Restate the listing that follows word for word, without its pictures.

─── Dataset ───

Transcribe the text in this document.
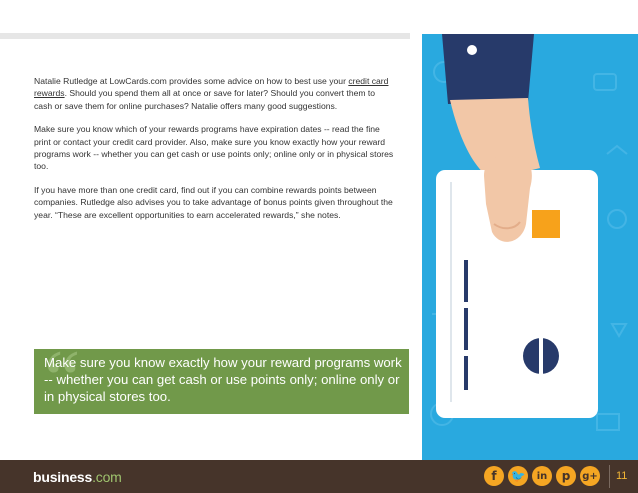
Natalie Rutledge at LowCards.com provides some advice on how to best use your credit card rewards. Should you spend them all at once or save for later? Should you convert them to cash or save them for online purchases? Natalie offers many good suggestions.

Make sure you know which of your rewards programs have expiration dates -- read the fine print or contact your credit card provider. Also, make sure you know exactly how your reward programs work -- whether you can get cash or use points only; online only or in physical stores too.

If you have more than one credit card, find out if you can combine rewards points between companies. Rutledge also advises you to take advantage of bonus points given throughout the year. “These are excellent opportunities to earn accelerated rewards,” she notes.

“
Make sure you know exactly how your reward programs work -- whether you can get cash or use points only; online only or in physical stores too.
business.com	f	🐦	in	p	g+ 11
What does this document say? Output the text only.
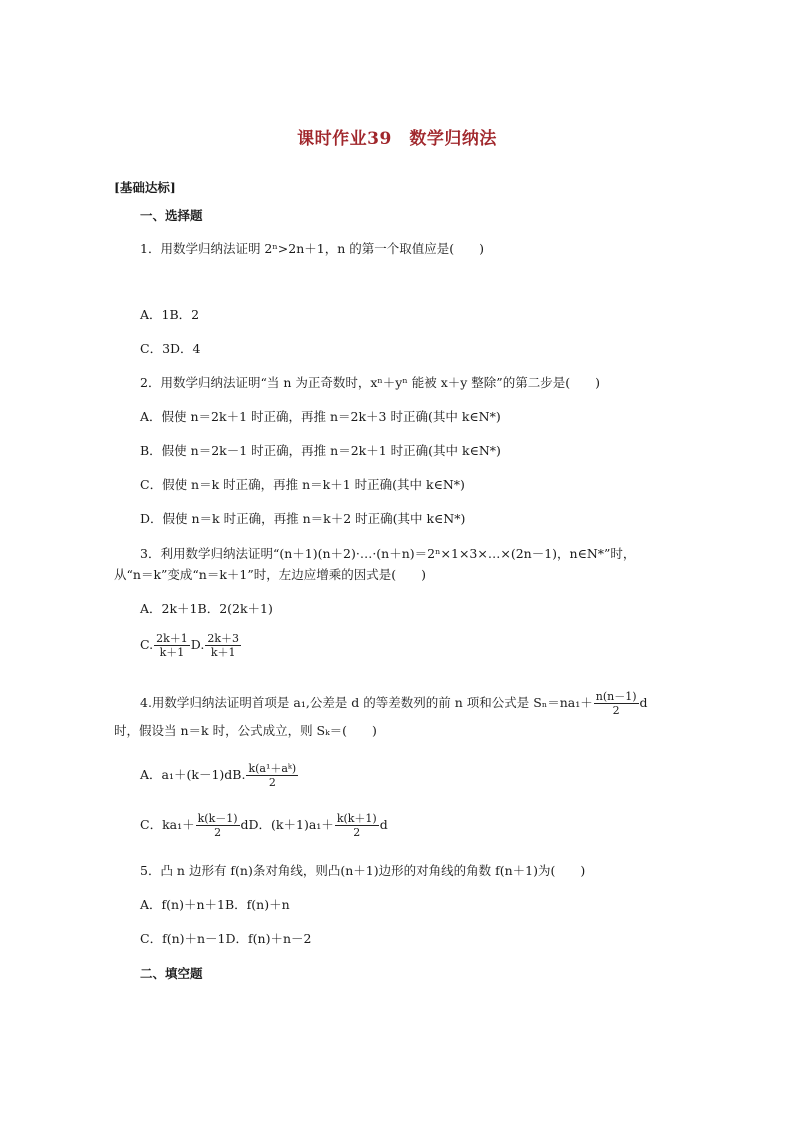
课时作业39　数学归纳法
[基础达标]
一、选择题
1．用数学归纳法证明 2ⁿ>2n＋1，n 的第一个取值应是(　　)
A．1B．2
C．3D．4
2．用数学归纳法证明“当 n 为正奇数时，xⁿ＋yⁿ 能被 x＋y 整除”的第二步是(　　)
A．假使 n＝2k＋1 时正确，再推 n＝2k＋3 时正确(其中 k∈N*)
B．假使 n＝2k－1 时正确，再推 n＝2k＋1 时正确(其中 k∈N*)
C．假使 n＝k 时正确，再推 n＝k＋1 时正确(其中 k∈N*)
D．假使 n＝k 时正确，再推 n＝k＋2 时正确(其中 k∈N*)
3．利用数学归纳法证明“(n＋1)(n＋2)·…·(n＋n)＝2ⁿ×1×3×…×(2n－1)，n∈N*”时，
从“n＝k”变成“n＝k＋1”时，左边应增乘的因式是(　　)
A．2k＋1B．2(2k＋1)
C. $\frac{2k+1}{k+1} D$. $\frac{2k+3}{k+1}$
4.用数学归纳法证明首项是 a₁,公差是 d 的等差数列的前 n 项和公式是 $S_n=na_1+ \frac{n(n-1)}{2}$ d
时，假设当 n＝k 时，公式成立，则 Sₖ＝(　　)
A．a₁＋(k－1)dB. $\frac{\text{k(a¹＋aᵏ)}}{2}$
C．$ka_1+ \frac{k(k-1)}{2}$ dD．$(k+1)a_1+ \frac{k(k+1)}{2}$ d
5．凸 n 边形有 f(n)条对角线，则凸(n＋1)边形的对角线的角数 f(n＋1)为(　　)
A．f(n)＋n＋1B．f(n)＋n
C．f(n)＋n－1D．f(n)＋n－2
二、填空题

───

● **Written reply**:
Transcribe the text in this document.
Natalie Rutledge at LowCards.com provides some advice on how to best use your credit card rewards. Should you spend them all at once or save for later? Should you convert them to cash or save them for online purchases? Natalie offers many good suggestions.

Make sure you know which of your rewards programs have expiration dates -- read the fine print or contact your credit card provider. Also, make sure you know exactly how your reward programs work -- whether you can get cash or use points only; online only or in physical stores too.

If you have more than one credit card, find out if you can combine rewards points between companies. Rutledge also advises you to take advantage of bonus points given throughout the year. “These are excellent opportunities to earn accelerated rewards,” she notes.

“
Make sure you know exactly how your reward programs work -- whether you can get cash or use points only; online only or in physical stores too.
business.com	f	🐦	in	p	g+ 11
What does this document say? Output the text only.
课时作业39　数学归纳法
[基础达标]
一、选择题
1．用数学归纳法证明 2ⁿ>2n＋1，n 的第一个取值应是(　　)
A．1B．2
C．3D．4
2．用数学归纳法证明“当 n 为正奇数时，xⁿ＋yⁿ 能被 x＋y 整除”的第二步是(　　)
A．假使 n＝2k＋1 时正确，再推 n＝2k＋3 时正确(其中 k∈N*)
B．假使 n＝2k－1 时正确，再推 n＝2k＋1 时正确(其中 k∈N*)
C．假使 n＝k 时正确，再推 n＝k＋1 时正确(其中 k∈N*)
D．假使 n＝k 时正确，再推 n＝k＋2 时正确(其中 k∈N*)
3．利用数学归纳法证明“(n＋1)(n＋2)·…·(n＋n)＝2ⁿ×1×3×…×(2n－1)，n∈N*”时，
从“n＝k”变成“n＝k＋1”时，左边应增乘的因式是(　　)
A．2k＋1B．2(2k＋1)
C. $\frac{2k+1}{k+1} D$. $\frac{2k+3}{k+1}$
4.用数学归纳法证明首项是 a₁,公差是 d 的等差数列的前 n 项和公式是 $S_n=na_1+ \frac{n(n-1)}{2}$ d
时，假设当 n＝k 时，公式成立，则 Sₖ＝(　　)
A．a₁＋(k－1)dB. $\frac{\text{k(a¹＋aᵏ)}}{2}$
C．$ka_1+ \frac{k(k-1)}{2}$ dD．$(k+1)a_1+ \frac{k(k+1)}{2}$ d
5．凸 n 边形有 f(n)条对角线，则凸(n＋1)边形的对角线的角数 f(n＋1)为(　　)
A．f(n)＋n＋1B．f(n)＋n
C．f(n)＋n－1D．f(n)＋n－2
二、填空题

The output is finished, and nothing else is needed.